Task prompt:
Using the listing beneath this task, count the lines with the word "услуги" and write only the result.

Recorded data:

● ● ● ●

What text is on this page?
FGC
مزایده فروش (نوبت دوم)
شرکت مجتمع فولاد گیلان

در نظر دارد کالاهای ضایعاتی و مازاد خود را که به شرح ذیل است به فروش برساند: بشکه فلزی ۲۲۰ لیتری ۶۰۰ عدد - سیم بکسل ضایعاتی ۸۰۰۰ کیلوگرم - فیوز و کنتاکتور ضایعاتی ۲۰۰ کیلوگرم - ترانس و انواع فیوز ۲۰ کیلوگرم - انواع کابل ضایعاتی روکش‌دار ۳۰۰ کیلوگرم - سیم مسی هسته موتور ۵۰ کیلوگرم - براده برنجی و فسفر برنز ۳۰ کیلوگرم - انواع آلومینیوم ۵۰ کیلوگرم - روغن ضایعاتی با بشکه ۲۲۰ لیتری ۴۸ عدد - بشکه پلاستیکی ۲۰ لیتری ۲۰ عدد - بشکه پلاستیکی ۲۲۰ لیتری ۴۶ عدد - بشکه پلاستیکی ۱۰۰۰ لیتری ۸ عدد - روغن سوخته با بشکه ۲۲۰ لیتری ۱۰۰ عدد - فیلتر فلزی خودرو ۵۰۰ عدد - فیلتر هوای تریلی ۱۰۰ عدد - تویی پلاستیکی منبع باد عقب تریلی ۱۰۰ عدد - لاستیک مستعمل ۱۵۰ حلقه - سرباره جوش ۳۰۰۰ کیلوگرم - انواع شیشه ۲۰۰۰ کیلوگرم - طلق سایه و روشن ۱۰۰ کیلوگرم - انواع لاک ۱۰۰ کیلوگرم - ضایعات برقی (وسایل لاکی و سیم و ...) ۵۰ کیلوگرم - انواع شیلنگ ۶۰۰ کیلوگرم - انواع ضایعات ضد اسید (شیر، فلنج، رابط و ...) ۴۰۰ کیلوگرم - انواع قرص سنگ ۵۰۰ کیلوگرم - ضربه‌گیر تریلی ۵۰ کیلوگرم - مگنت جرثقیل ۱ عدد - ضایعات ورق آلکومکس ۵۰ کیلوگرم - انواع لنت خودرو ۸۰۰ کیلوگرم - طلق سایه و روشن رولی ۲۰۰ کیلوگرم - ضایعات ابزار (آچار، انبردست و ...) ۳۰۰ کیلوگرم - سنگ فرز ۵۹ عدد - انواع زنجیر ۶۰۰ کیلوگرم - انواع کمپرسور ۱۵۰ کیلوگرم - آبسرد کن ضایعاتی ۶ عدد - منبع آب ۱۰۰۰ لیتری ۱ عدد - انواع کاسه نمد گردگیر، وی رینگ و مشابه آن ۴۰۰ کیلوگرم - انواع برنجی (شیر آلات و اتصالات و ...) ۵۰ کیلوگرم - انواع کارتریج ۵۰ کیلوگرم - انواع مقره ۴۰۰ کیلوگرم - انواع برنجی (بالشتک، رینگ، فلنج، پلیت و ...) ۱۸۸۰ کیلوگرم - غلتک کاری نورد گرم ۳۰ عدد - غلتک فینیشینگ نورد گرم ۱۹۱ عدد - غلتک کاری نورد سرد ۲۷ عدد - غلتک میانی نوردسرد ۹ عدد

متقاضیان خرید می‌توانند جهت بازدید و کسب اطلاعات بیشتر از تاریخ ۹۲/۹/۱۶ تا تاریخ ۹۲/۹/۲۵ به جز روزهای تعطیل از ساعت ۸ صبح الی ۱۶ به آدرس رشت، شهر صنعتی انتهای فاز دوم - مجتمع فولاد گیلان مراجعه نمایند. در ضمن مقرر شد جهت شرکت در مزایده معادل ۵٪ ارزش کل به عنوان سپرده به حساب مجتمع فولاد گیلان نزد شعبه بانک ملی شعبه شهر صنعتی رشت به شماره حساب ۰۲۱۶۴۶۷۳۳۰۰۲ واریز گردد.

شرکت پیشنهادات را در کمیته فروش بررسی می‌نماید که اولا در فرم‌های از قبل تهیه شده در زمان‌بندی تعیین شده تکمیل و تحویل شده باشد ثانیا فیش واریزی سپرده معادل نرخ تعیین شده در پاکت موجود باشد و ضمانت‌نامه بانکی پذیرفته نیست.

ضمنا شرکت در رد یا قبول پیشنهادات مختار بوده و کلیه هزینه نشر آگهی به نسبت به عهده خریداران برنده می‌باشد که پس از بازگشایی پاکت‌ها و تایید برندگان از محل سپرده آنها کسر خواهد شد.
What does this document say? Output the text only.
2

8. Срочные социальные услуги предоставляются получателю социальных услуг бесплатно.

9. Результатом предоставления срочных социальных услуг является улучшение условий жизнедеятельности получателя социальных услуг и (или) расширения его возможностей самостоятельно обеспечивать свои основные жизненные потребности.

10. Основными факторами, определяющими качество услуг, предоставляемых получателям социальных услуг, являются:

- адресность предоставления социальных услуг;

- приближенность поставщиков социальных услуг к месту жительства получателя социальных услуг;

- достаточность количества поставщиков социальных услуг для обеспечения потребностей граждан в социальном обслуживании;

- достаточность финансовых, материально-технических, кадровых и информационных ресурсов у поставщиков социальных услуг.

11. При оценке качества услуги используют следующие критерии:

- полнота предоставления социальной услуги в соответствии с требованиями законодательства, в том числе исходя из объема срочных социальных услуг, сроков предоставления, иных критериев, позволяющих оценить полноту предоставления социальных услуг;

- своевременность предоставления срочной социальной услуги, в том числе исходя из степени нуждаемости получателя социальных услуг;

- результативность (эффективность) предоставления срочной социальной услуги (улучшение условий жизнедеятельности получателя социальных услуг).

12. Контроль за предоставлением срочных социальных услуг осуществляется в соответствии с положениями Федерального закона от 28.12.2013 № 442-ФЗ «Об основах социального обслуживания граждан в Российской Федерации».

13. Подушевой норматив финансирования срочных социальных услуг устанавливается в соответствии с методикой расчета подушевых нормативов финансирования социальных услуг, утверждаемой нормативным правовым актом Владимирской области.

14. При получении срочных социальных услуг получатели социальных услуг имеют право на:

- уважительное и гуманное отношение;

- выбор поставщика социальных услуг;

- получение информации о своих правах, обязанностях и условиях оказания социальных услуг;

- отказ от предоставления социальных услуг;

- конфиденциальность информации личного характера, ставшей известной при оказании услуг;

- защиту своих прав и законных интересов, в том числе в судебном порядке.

● ● ● ●

Task response:
5